Repeat every record below exactly, omitting any pictures.

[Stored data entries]
++++++++++
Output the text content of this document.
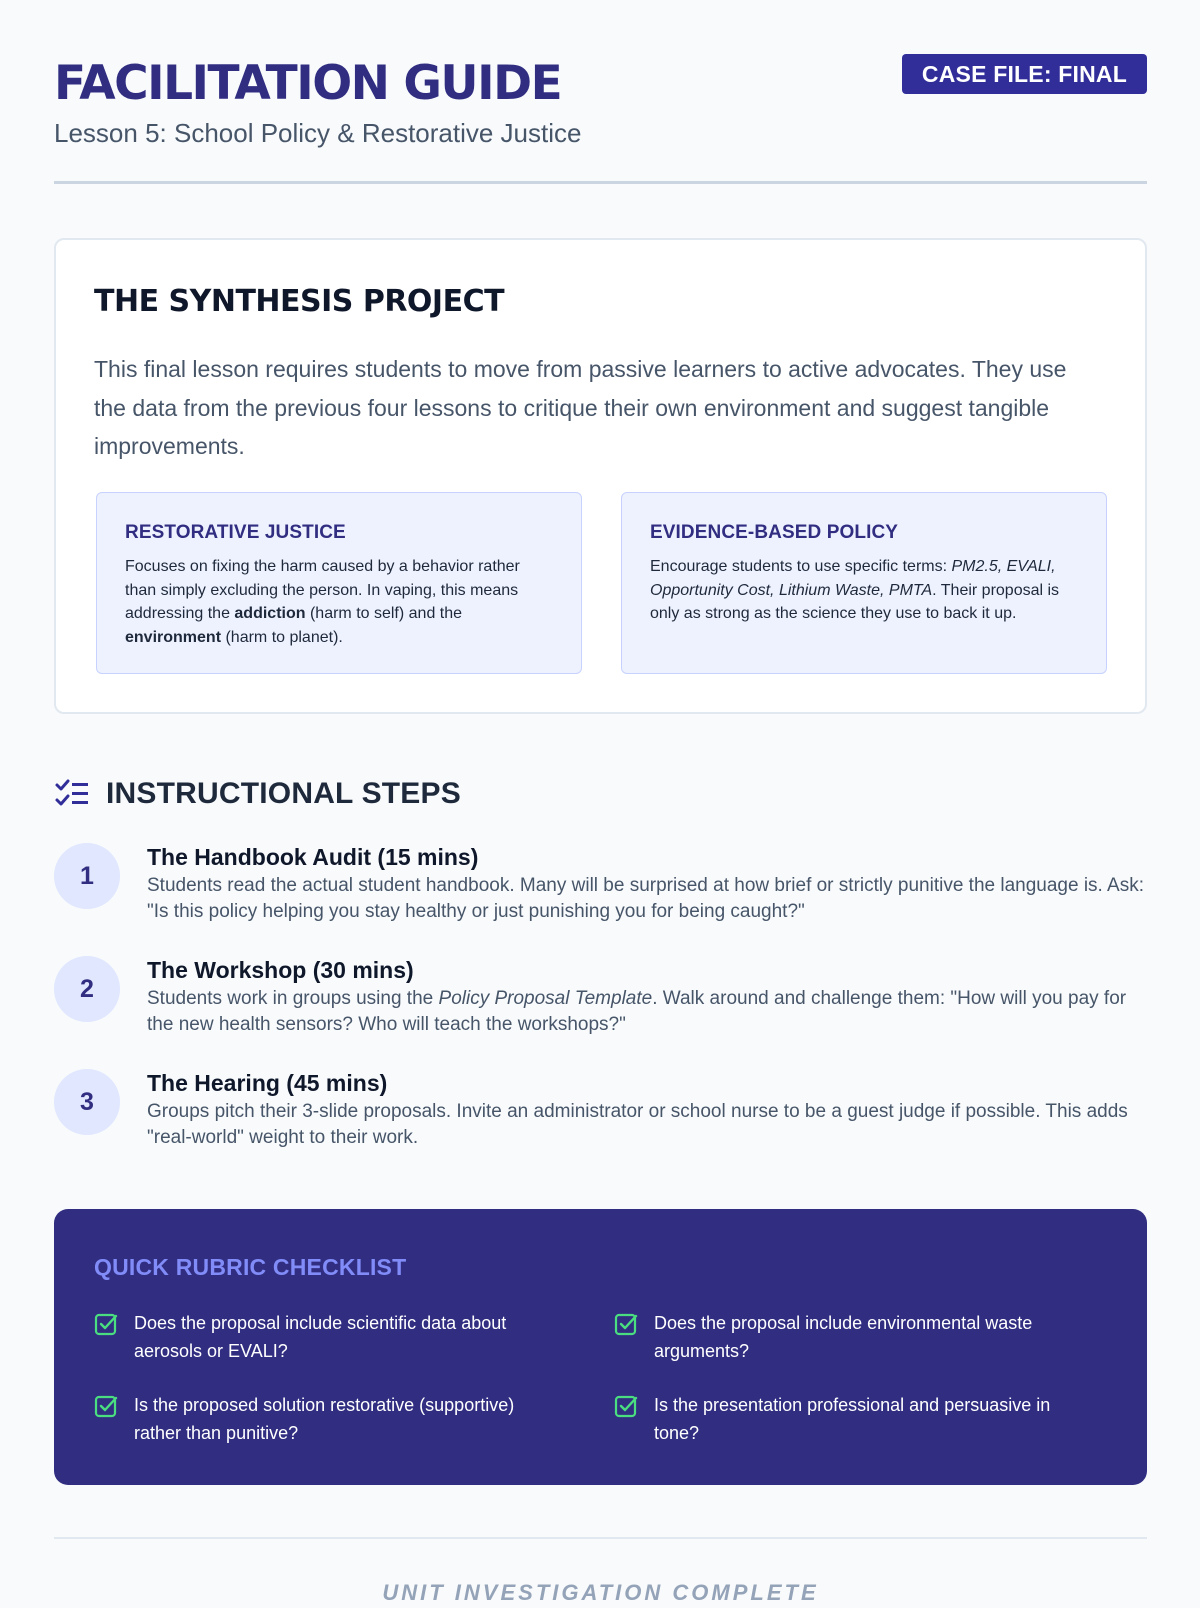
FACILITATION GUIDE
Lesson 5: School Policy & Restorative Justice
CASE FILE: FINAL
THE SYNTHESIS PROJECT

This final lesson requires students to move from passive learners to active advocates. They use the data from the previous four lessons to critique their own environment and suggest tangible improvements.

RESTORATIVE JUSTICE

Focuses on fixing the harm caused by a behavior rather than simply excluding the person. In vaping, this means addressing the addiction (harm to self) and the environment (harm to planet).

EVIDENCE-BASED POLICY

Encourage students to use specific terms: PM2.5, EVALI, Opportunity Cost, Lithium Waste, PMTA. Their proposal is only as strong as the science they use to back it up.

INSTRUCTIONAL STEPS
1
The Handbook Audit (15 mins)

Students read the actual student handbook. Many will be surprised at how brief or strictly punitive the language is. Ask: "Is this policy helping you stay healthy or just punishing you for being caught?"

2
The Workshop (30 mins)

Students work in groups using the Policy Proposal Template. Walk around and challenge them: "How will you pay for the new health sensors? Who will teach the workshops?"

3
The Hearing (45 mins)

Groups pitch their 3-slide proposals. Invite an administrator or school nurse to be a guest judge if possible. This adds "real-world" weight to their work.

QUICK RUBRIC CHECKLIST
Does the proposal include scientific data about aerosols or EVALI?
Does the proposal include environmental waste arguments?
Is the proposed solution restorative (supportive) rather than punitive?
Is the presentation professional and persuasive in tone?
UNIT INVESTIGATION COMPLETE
++++++++++
## Answer to the problem
Output the text content of this document.
FACILITATION GUIDE
Lesson 5: School Policy & Restorative Justice
CASE FILE: FINAL
THE SYNTHESIS PROJECT

This final lesson requires students to move from passive learners to active advocates. They use the data from the previous four lessons to critique their own environment and suggest tangible improvements.

RESTORATIVE JUSTICE

Focuses on fixing the harm caused by a behavior rather than simply excluding the person. In vaping, this means addressing the addiction (harm to self) and the environment (harm to planet).

EVIDENCE-BASED POLICY

Encourage students to use specific terms: PM2.5, EVALI, Opportunity Cost, Lithium Waste, PMTA. Their proposal is only as strong as the science they use to back it up.

INSTRUCTIONAL STEPS
1
The Handbook Audit (15 mins)

Students read the actual student handbook. Many will be surprised at how brief or strictly punitive the language is. Ask: "Is this policy helping you stay healthy or just punishing you for being caught?"

2
The Workshop (30 mins)

Students work in groups using the Policy Proposal Template. Walk around and challenge them: "How will you pay for the new health sensors? Who will teach the workshops?"

3
The Hearing (45 mins)

Groups pitch their 3-slide proposals. Invite an administrator or school nurse to be a guest judge if possible. This adds "real-world" weight to their work.

QUICK RUBRIC CHECKLIST
Does the proposal include scientific data about aerosols or EVALI?
Does the proposal include environmental waste arguments?
Is the proposed solution restorative (supportive) rather than punitive?
Is the presentation professional and persuasive in tone?
UNIT INVESTIGATION COMPLETE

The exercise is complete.